DATA SECTION:
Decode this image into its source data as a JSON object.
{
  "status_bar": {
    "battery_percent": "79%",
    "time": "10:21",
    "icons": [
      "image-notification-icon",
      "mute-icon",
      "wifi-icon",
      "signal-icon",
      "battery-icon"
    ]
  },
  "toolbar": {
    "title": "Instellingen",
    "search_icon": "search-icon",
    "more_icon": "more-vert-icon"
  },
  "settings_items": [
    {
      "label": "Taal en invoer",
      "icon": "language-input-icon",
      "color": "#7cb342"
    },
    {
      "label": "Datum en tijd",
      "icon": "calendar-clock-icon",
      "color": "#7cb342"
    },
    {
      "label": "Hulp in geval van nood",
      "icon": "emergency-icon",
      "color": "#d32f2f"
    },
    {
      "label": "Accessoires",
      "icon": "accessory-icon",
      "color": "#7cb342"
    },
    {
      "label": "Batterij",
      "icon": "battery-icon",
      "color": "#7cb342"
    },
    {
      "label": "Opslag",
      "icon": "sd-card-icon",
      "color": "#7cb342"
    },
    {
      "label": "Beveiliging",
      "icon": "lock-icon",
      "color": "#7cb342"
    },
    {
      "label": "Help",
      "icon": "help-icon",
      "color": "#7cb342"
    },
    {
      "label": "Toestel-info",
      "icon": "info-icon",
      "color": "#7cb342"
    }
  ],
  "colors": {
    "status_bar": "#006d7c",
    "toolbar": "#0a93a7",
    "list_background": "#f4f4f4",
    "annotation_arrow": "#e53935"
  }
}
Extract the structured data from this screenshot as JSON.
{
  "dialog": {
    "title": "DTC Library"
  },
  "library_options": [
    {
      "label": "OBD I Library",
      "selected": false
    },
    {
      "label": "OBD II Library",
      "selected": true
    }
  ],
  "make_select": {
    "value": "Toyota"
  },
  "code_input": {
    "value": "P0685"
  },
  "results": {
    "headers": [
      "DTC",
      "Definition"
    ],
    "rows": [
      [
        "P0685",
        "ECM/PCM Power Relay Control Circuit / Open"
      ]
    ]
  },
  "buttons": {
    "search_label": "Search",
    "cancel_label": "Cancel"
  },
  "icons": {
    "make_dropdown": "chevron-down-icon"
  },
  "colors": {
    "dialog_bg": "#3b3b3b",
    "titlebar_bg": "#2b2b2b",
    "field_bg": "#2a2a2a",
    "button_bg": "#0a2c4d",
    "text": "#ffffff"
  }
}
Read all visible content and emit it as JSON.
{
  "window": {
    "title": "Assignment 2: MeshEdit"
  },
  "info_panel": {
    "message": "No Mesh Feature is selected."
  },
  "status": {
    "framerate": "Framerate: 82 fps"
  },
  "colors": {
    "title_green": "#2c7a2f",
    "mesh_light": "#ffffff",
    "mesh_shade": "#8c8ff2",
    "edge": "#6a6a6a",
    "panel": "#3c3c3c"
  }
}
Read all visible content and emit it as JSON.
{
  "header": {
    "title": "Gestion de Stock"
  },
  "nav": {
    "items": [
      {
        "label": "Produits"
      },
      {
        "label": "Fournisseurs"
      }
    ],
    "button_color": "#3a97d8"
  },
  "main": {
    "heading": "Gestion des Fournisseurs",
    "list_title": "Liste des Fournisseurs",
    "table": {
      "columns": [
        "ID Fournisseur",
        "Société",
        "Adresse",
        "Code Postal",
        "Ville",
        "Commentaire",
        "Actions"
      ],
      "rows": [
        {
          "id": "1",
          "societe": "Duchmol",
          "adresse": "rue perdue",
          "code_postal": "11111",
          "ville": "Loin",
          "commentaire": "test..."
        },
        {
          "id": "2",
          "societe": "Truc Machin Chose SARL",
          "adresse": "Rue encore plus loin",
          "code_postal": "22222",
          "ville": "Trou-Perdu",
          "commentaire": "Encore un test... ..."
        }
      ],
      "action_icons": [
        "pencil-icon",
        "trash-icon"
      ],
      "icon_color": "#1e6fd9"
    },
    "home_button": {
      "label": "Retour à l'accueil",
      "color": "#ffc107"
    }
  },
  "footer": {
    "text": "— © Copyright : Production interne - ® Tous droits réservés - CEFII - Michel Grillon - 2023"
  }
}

YOUR INSTRUCTIONS:
Please output the entries above, every line exactly as it reads.

SOLUTION TO THE PROBLEM:
Decode this image into its source data as a JSON object.
{
  "status_bar": {
    "battery_percent": "79%",
    "time": "10:21",
    "icons": [
      "image-notification-icon",
      "mute-icon",
      "wifi-icon",
      "signal-icon",
      "battery-icon"
    ]
  },
  "toolbar": {
    "title": "Instellingen",
    "search_icon": "search-icon",
    "more_icon": "more-vert-icon"
  },
  "settings_items": [
    {
      "label": "Taal en invoer",
      "icon": "language-input-icon",
      "color": "#7cb342"
    },
    {
      "label": "Datum en tijd",
      "icon": "calendar-clock-icon",
      "color": "#7cb342"
    },
    {
      "label": "Hulp in geval van nood",
      "icon": "emergency-icon",
      "color": "#d32f2f"
    },
    {
      "label": "Accessoires",
      "icon": "accessory-icon",
      "color": "#7cb342"
    },
    {
      "label": "Batterij",
      "icon": "battery-icon",
      "color": "#7cb342"
    },
    {
      "label": "Opslag",
      "icon": "sd-card-icon",
      "color": "#7cb342"
    },
    {
      "label": "Beveiliging",
      "icon": "lock-icon",
      "color": "#7cb342"
    },
    {
      "label": "Help",
      "icon": "help-icon",
      "color": "#7cb342"
    },
    {
      "label": "Toestel-info",
      "icon": "info-icon",
      "color": "#7cb342"
    }
  ],
  "colors": {
    "status_bar": "#006d7c",
    "toolbar": "#0a93a7",
    "list_background": "#f4f4f4",
    "annotation_arrow": "#e53935"
  }
}
Extract the structured data from this screenshot as JSON.
{
  "dialog": {
    "title": "DTC Library"
  },
  "library_options": [
    {
      "label": "OBD I Library",
      "selected": false
    },
    {
      "label": "OBD II Library",
      "selected": true
    }
  ],
  "make_select": {
    "value": "Toyota"
  },
  "code_input": {
    "value": "P0685"
  },
  "results": {
    "headers": [
      "DTC",
      "Definition"
    ],
    "rows": [
      [
        "P0685",
        "ECM/PCM Power Relay Control Circuit / Open"
      ]
    ]
  },
  "buttons": {
    "search_label": "Search",
    "cancel_label": "Cancel"
  },
  "icons": {
    "make_dropdown": "chevron-down-icon"
  },
  "colors": {
    "dialog_bg": "#3b3b3b",
    "titlebar_bg": "#2b2b2b",
    "field_bg": "#2a2a2a",
    "button_bg": "#0a2c4d",
    "text": "#ffffff"
  }
}
Read all visible content and emit it as JSON.
{
  "window": {
    "title": "Assignment 2: MeshEdit"
  },
  "info_panel": {
    "message": "No Mesh Feature is selected."
  },
  "status": {
    "framerate": "Framerate: 82 fps"
  },
  "colors": {
    "title_green": "#2c7a2f",
    "mesh_light": "#ffffff",
    "mesh_shade": "#8c8ff2",
    "edge": "#6a6a6a",
    "panel": "#3c3c3c"
  }
}
Read all visible content and emit it as JSON.
{
  "header": {
    "title": "Gestion de Stock"
  },
  "nav": {
    "items": [
      {
        "label": "Produits"
      },
      {
        "label": "Fournisseurs"
      }
    ],
    "button_color": "#3a97d8"
  },
  "main": {
    "heading": "Gestion des Fournisseurs",
    "list_title": "Liste des Fournisseurs",
    "table": {
      "columns": [
        "ID Fournisseur",
        "Société",
        "Adresse",
        "Code Postal",
        "Ville",
        "Commentaire",
        "Actions"
      ],
      "rows": [
        {
          "id": "1",
          "societe": "Duchmol",
          "adresse": "rue perdue",
          "code_postal": "11111",
          "ville": "Loin",
          "commentaire": "test..."
        },
        {
          "id": "2",
          "societe": "Truc Machin Chose SARL",
          "adresse": "Rue encore plus loin",
          "code_postal": "22222",
          "ville": "Trou-Perdu",
          "commentaire": "Encore un test... ..."
        }
      ],
      "action_icons": [
        "pencil-icon",
        "trash-icon"
      ],
      "icon_color": "#1e6fd9"
    },
    "home_button": {
      "label": "Retour à l'accueil",
      "color": "#ffc107"
    }
  },
  "footer": {
    "text": "— © Copyright : Production interne - ® Tous droits réservés - CEFII - Michel Grillon - 2023"
  }
}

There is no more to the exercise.